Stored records

_ _ _ _

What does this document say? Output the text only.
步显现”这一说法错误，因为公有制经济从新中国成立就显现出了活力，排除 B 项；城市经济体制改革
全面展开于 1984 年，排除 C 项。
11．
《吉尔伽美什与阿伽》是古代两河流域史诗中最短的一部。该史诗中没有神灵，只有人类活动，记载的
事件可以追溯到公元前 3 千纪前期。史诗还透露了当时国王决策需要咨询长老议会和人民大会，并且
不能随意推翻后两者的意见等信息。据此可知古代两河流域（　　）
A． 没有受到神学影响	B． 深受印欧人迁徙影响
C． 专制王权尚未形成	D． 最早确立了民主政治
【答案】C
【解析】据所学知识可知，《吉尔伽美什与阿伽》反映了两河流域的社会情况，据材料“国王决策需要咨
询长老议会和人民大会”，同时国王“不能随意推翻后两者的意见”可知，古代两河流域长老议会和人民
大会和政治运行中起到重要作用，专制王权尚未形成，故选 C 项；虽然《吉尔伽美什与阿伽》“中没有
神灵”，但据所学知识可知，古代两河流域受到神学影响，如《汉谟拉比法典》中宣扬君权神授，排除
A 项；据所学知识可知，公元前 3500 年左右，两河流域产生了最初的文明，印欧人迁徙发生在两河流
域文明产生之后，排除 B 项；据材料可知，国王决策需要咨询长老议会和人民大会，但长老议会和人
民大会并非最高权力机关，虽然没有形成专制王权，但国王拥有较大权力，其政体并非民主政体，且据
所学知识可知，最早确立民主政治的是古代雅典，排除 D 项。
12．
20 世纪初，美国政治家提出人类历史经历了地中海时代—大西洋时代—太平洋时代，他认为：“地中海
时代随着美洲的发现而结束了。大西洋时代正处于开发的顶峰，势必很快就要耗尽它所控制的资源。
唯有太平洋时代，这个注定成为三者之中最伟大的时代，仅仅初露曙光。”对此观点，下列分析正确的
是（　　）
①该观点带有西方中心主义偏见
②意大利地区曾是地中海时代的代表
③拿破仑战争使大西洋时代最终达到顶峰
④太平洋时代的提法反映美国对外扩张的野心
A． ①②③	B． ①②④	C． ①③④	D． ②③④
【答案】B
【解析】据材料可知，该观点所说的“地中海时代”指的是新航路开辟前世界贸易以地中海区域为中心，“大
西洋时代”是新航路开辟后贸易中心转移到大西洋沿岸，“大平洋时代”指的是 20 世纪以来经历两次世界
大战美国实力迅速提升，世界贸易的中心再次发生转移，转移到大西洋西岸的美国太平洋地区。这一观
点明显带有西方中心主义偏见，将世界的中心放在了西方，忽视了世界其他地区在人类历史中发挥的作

_ _ _ _

BRIEF
Every line above should be printed again exactly as it stands.

COMPLETED EXERCISE
What does this document say? Output the text only.
步显现”这一说法错误，因为公有制经济从新中国成立就显现出了活力，排除 B 项；城市经济体制改革
全面展开于 1984 年，排除 C 项。
11．
《吉尔伽美什与阿伽》是古代两河流域史诗中最短的一部。该史诗中没有神灵，只有人类活动，记载的
事件可以追溯到公元前 3 千纪前期。史诗还透露了当时国王决策需要咨询长老议会和人民大会，并且
不能随意推翻后两者的意见等信息。据此可知古代两河流域（　　）
A． 没有受到神学影响	B． 深受印欧人迁徙影响
C． 专制王权尚未形成	D． 最早确立了民主政治
【答案】C
【解析】据所学知识可知，《吉尔伽美什与阿伽》反映了两河流域的社会情况，据材料“国王决策需要咨
询长老议会和人民大会”，同时国王“不能随意推翻后两者的意见”可知，古代两河流域长老议会和人民
大会和政治运行中起到重要作用，专制王权尚未形成，故选 C 项；虽然《吉尔伽美什与阿伽》“中没有
神灵”，但据所学知识可知，古代两河流域受到神学影响，如《汉谟拉比法典》中宣扬君权神授，排除
A 项；据所学知识可知，公元前 3500 年左右，两河流域产生了最初的文明，印欧人迁徙发生在两河流
域文明产生之后，排除 B 项；据材料可知，国王决策需要咨询长老议会和人民大会，但长老议会和人
民大会并非最高权力机关，虽然没有形成专制王权，但国王拥有较大权力，其政体并非民主政体，且据
所学知识可知，最早确立民主政治的是古代雅典，排除 D 项。
12．
20 世纪初，美国政治家提出人类历史经历了地中海时代—大西洋时代—太平洋时代，他认为：“地中海
时代随着美洲的发现而结束了。大西洋时代正处于开发的顶峰，势必很快就要耗尽它所控制的资源。
唯有太平洋时代，这个注定成为三者之中最伟大的时代，仅仅初露曙光。”对此观点，下列分析正确的
是（　　）
①该观点带有西方中心主义偏见
②意大利地区曾是地中海时代的代表
③拿破仑战争使大西洋时代最终达到顶峰
④太平洋时代的提法反映美国对外扩张的野心
A． ①②③	B． ①②④	C． ①③④	D． ②③④
【答案】B
【解析】据材料可知，该观点所说的“地中海时代”指的是新航路开辟前世界贸易以地中海区域为中心，“大
西洋时代”是新航路开辟后贸易中心转移到大西洋沿岸，“大平洋时代”指的是 20 世纪以来经历两次世界
大战美国实力迅速提升，世界贸易的中心再次发生转移，转移到大西洋西岸的美国太平洋地区。这一观
点明显带有西方中心主义偏见，将世界的中心放在了西方，忽视了世界其他地区在人类历史中发挥的作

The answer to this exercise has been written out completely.